__WRITTEN PROBLEM A__: Set down the passage about the play Stanley word for word, from "Stanley is a" to "relatives and lovers.".

__SELECTED EXCERPT__:
________________________________________

Stanley is a 1996 play written by English playwright, Pam Gems. The play was premiered at the Royal National Theatre's Cottesloe Theatre in London.

Plot synopsis
The play explores the complicated life of British painter Stanley Spencer, who was played by Antony Sher in the play's London and Broadway debuts.

Spencer was a twentieth century painter, whose work attempted to combine the sexual with the divine in contemporary English settings. His paintings frequently showed biblical scenes taking place in ordinary English villages, particularly Cookham, and often depicted, or used figures inspired by, his friends, relatives and lovers.

________________________________________

__DATA SUPPLIED__:
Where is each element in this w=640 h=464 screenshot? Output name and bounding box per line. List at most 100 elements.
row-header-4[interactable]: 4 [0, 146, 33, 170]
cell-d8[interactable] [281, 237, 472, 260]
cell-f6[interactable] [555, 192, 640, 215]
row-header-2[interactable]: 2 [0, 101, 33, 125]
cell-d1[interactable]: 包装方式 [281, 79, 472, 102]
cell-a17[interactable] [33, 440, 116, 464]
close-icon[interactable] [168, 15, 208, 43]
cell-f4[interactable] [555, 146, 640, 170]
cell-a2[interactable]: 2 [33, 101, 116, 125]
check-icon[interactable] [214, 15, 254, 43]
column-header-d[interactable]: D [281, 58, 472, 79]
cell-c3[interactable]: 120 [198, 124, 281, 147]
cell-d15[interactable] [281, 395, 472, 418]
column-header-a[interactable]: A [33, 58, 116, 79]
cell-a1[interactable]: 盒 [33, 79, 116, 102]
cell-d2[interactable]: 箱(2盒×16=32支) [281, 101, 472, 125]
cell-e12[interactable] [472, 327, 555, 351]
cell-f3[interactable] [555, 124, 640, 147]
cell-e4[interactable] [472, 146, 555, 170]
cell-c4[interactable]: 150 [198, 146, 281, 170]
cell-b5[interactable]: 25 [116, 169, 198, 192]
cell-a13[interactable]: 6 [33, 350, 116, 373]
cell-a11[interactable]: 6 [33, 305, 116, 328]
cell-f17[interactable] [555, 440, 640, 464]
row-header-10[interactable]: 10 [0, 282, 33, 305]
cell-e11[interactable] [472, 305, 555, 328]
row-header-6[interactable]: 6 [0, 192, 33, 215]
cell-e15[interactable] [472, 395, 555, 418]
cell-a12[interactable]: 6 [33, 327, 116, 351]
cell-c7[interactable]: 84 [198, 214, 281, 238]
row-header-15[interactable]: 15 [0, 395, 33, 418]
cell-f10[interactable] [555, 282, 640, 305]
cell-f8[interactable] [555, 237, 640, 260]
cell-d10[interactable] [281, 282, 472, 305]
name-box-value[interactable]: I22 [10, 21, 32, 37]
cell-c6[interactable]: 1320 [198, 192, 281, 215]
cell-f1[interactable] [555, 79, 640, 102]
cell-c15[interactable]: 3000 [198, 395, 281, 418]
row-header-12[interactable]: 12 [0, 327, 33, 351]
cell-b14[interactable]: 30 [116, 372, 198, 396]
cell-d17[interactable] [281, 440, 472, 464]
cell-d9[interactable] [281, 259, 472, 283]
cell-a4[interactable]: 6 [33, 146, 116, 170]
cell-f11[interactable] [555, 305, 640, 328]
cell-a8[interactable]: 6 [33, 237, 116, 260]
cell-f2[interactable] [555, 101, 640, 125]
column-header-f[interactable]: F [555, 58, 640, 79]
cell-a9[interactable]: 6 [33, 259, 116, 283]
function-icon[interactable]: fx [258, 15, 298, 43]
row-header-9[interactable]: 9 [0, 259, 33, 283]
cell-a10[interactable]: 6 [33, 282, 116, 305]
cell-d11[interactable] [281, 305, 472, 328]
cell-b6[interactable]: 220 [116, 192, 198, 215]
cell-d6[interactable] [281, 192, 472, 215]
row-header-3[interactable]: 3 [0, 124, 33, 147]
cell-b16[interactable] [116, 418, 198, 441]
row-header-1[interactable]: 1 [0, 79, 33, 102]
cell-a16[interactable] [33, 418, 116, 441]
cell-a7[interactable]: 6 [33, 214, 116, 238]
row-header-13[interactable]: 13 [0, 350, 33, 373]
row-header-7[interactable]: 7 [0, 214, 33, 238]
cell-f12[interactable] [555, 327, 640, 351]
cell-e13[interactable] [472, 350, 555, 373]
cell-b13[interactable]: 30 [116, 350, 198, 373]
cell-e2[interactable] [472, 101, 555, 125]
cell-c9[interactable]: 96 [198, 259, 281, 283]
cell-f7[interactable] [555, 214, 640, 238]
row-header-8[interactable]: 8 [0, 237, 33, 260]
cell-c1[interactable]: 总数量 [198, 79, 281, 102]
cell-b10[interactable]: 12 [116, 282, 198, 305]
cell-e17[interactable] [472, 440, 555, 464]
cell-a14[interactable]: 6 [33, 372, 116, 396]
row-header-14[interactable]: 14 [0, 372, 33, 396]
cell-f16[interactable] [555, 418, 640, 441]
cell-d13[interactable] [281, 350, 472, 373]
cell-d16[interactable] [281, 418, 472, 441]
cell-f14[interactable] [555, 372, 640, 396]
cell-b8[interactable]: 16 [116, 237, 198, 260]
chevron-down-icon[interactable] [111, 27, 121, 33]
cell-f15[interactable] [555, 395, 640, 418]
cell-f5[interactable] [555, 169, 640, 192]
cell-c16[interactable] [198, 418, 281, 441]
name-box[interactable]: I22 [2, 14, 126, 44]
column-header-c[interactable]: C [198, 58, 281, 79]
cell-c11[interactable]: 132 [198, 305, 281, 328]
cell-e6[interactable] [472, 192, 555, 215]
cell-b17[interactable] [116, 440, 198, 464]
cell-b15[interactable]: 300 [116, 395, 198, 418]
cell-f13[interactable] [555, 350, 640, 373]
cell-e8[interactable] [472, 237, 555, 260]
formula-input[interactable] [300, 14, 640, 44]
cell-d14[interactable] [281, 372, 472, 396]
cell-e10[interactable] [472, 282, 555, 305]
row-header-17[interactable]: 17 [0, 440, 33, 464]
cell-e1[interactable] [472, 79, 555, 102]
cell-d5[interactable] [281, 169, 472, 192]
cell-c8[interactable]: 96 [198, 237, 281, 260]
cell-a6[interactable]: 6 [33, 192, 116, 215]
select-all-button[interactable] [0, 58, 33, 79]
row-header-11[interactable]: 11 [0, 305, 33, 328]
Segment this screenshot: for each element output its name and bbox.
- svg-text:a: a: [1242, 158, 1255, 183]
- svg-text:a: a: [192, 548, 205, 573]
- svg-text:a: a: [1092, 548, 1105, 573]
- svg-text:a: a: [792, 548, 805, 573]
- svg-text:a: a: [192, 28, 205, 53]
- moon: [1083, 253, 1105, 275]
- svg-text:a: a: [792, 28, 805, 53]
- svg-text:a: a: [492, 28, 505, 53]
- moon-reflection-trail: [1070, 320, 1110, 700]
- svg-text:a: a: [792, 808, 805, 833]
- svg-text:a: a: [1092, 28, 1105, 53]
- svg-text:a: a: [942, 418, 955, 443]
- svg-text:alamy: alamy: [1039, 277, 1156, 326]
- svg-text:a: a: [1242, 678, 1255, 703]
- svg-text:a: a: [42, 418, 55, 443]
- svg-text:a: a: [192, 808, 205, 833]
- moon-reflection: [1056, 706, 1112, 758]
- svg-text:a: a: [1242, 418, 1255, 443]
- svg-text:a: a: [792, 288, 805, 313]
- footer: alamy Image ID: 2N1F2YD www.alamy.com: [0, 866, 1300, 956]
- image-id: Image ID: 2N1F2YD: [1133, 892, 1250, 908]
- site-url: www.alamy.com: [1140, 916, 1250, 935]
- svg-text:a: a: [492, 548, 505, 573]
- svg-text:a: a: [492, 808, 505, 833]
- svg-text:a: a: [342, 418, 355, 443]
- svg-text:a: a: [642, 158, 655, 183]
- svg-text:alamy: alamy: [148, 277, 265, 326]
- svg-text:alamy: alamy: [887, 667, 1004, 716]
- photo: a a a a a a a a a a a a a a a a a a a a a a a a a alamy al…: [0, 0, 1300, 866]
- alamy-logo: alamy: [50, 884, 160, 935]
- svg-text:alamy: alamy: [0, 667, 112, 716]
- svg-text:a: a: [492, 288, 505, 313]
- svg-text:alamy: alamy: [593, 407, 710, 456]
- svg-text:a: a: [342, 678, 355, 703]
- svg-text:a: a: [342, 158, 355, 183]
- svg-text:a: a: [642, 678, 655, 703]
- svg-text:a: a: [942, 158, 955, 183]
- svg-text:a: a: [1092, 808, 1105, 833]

________________________________________

__WRITTEN PROBLEM B__: Extract the rows above from their first line to the line with "cell-f6[interactable] [555, 192, 640, 215]", including both, and reproduce those lines verbatim.

__RESPONSE A__:
Stanley is a 1996 play written by English playwright, Pam Gems. The play was premiered at the Royal National Theatre's Cottesloe Theatre in London.

Plot synopsis
The play explores the complicated life of British painter Stanley Spencer, who was played by Antony Sher in the play's London and Broadway debuts.

Spencer was a twentieth century painter, whose work attempted to combine the sexual with the divine in contemporary English settings. His paintings frequently showed biblical scenes taking place in ordinary English villages, particularly Cookham, and often depicted, or used figures inspired by, his friends, relatives and lovers.

__RESPONSE B__:
Where is each element in this w=640 h=464 screenshot? Output name and bounding box per line. List at most 100 elements.
row-header-4[interactable]: 4 [0, 146, 33, 170]
cell-d8[interactable] [281, 237, 472, 260]
cell-f6[interactable] [555, 192, 640, 215]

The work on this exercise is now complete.